> [GIVEN REQUEST]:
Your task is to copy every line of the records below that contains "date".
- - - -
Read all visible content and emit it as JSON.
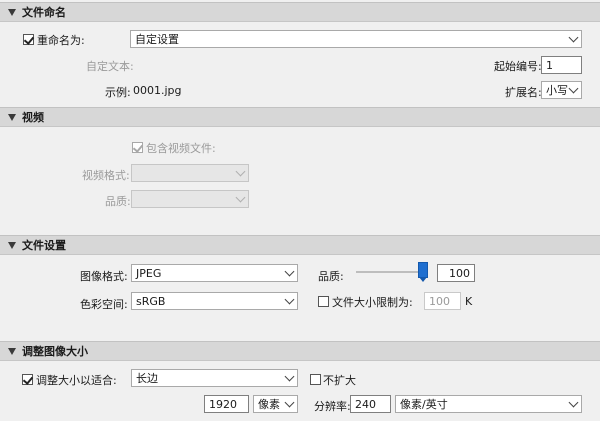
{
  "naming": {
    "title": "文件命名",
    "rename_label": "重命名为:",
    "rename_value": "自定设置",
    "custom_text_label": "自定文本:",
    "start_number_label": "起始编号:",
    "start_number_value": "1",
    "example_label": "示例:",
    "example_value": "0001.jpg",
    "extension_label": "扩展名:",
    "extension_value": "小写"
  },
  "video": {
    "title": "视频",
    "include_label": "包含视频文件:",
    "format_label": "视频格式:",
    "format_value": "",
    "quality_label": "品质:",
    "quality_value": ""
  },
  "file_settings": {
    "title": "文件设置",
    "format_label": "图像格式:",
    "format_value": "JPEG",
    "quality_label": "品质:",
    "quality_value": "100",
    "quality_fraction": 1.0,
    "colorspace_label": "色彩空间:",
    "colorspace_value": "sRGB",
    "limit_label": "文件大小限制为:",
    "limit_value": "100",
    "limit_unit": "K"
  },
  "resize": {
    "title": "调整图像大小",
    "fit_label": "调整大小以适合:",
    "fit_value": "长边",
    "no_enlarge_label": "不扩大",
    "size_value": "1920",
    "size_unit": "像素",
    "resolution_label": "分辨率:",
    "resolution_value": "240",
    "resolution_unit": "像素/英寸"
  }
}
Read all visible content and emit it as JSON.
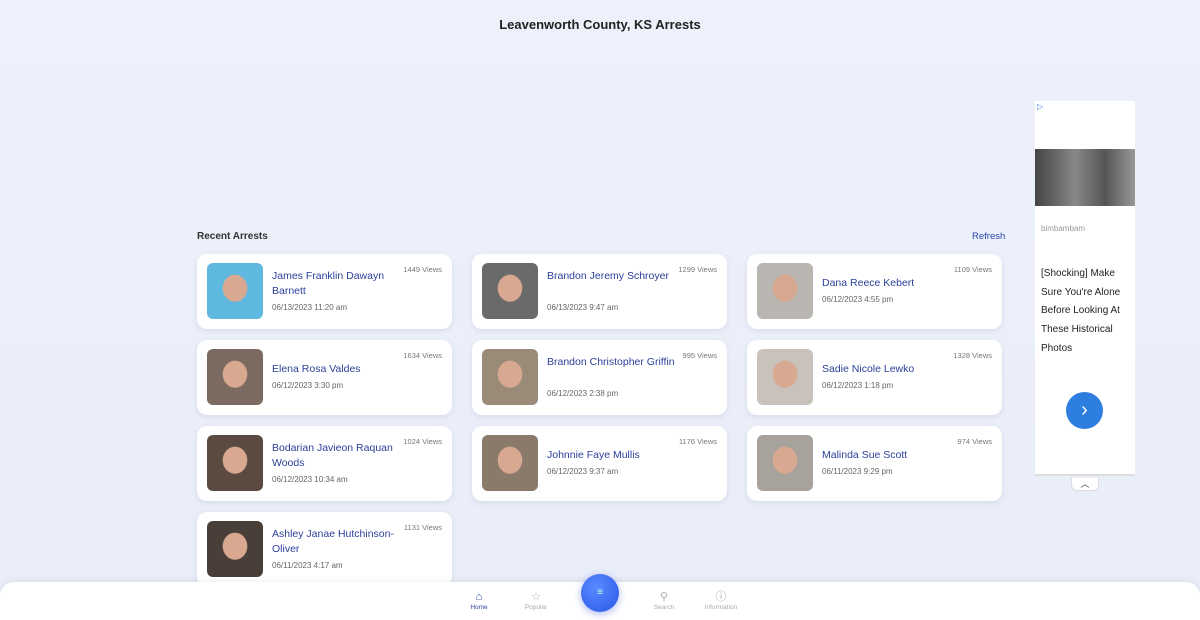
{
  "header": {
    "title": "Leavenworth County, KS Arrests"
  },
  "section": {
    "title": "Recent Arrests",
    "refresh_label": "Refresh"
  },
  "arrests": [
    {
      "name": "James Franklin Dawayn Barnett",
      "date": "06/13/2023 11:20 am",
      "views": "1449 Views",
      "photo_color": "#5fb8e0"
    },
    {
      "name": "Brandon Jeremy Schroyer",
      "date": "06/13/2023 9:47 am",
      "views": "1299 Views",
      "photo_color": "#6a6a6a"
    },
    {
      "name": "Dana Reece Kebert",
      "date": "06/12/2023 4:55 pm",
      "views": "1109 Views",
      "photo_color": "#b9b5b0"
    },
    {
      "name": "Elena Rosa Valdes",
      "date": "06/12/2023 3:30 pm",
      "views": "1634 Views",
      "photo_color": "#7a6a60"
    },
    {
      "name": "Brandon Christopher Griffin",
      "date": "06/12/2023 2:38 pm",
      "views": "995 Views",
      "photo_color": "#9a8a78"
    },
    {
      "name": "Sadie Nicole Lewko",
      "date": "06/12/2023 1:18 pm",
      "views": "1328 Views",
      "photo_color": "#c8c2bb"
    },
    {
      "name": "Bodarian Javieon Raquan Woods",
      "date": "06/12/2023 10:34 am",
      "views": "1024 Views",
      "photo_color": "#5a4a40"
    },
    {
      "name": "Johnnie Faye Mullis",
      "date": "06/12/2023 9:37 am",
      "views": "1176 Views",
      "photo_color": "#8a7a6a"
    },
    {
      "name": "Malinda Sue Scott",
      "date": "06/11/2023 9:29 pm",
      "views": "974 Views",
      "photo_color": "#a8a29c"
    },
    {
      "name": "Ashley Janae Hutchinson-Oliver",
      "date": "06/11/2023 4:17 am",
      "views": "1131 Views",
      "photo_color": "#4a3e38"
    }
  ],
  "ad": {
    "source": "bimbambam",
    "headline": "[Shocking] Make Sure You're Alone Before Looking At These Historical Photos"
  },
  "nav": [
    {
      "label": "Home",
      "icon": "home-icon",
      "active": true
    },
    {
      "label": "Popular",
      "icon": "star-icon"
    },
    {
      "label": "Search",
      "icon": "search-icon"
    },
    {
      "label": "Information",
      "icon": "info-icon"
    }
  ],
  "colors": {
    "accent": "#2a45a8",
    "fab": "#3a66f0"
  }
}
- - - -
> [SOLUTION TO THIS TASK]:
      "date": "06/13/2023 11:20 am",
      "date": "06/13/2023 9:47 am",
      "date": "06/12/2023 4:55 pm",
      "date": "06/12/2023 3:30 pm",
      "date": "06/12/2023 2:38 pm",
      "date": "06/12/2023 1:18 pm",
      "date": "06/12/2023 10:34 am",
      "date": "06/12/2023 9:37 am",
      "date": "06/11/2023 9:29 pm",
      "date": "06/11/2023 4:17 am",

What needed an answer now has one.